Set problem:
Wherever a line below holds the word "JSON", copy that line.

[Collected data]
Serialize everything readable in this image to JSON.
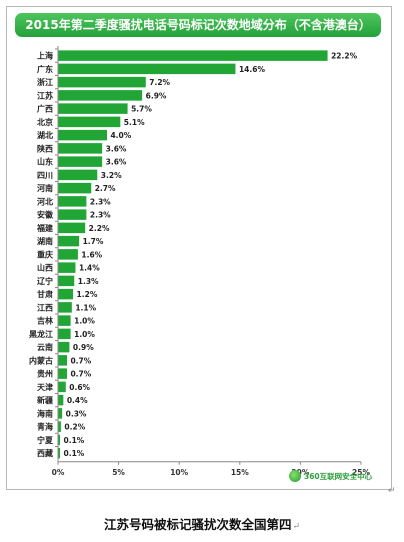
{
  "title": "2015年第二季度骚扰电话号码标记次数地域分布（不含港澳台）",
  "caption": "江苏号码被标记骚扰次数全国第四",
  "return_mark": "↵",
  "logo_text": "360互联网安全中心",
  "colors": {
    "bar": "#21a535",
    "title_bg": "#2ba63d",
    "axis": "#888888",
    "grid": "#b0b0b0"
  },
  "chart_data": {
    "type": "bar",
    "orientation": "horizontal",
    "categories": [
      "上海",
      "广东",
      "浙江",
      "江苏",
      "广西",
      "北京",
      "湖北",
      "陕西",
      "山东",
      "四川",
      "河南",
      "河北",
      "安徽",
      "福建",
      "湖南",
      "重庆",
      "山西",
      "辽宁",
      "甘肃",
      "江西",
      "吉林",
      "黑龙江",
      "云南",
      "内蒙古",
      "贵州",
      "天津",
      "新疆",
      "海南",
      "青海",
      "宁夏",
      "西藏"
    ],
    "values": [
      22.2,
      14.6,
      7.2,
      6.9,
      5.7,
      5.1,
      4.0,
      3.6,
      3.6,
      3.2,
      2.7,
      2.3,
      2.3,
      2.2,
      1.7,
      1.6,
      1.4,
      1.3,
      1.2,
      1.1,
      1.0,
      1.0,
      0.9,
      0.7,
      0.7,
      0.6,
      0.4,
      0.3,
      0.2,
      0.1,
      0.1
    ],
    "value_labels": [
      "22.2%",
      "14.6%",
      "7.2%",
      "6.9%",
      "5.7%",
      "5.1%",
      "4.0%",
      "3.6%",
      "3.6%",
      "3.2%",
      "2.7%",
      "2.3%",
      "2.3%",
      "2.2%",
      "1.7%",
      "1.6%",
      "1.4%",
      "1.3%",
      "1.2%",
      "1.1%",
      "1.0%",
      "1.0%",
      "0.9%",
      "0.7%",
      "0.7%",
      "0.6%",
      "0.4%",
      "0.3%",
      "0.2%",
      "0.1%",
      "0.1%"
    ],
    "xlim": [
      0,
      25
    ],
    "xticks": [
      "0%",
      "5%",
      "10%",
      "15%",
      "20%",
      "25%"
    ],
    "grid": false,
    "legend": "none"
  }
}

--

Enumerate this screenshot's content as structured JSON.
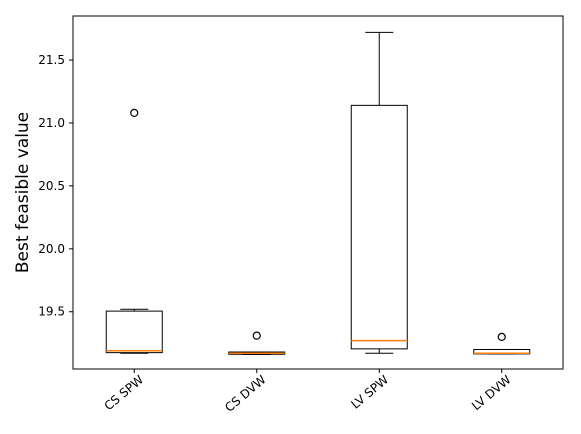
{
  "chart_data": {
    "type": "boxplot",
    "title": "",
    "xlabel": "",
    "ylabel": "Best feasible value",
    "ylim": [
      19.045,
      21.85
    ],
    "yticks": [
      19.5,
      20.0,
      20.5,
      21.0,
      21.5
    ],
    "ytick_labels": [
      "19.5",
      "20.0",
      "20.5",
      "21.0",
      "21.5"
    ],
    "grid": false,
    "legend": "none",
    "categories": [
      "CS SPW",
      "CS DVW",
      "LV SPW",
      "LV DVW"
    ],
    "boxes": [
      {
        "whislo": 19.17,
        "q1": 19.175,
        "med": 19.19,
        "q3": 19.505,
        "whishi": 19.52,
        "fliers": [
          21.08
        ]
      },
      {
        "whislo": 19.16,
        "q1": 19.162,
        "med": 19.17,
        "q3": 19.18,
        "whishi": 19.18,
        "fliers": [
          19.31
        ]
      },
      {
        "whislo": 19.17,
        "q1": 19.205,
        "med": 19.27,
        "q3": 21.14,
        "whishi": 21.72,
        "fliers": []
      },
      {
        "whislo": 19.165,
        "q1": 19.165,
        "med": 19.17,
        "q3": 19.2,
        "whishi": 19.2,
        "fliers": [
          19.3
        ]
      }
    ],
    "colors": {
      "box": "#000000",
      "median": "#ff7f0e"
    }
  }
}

Correct answer:
Serialize everything readable in this image to JSON.
Enumerate this screenshot's content as structured JSON.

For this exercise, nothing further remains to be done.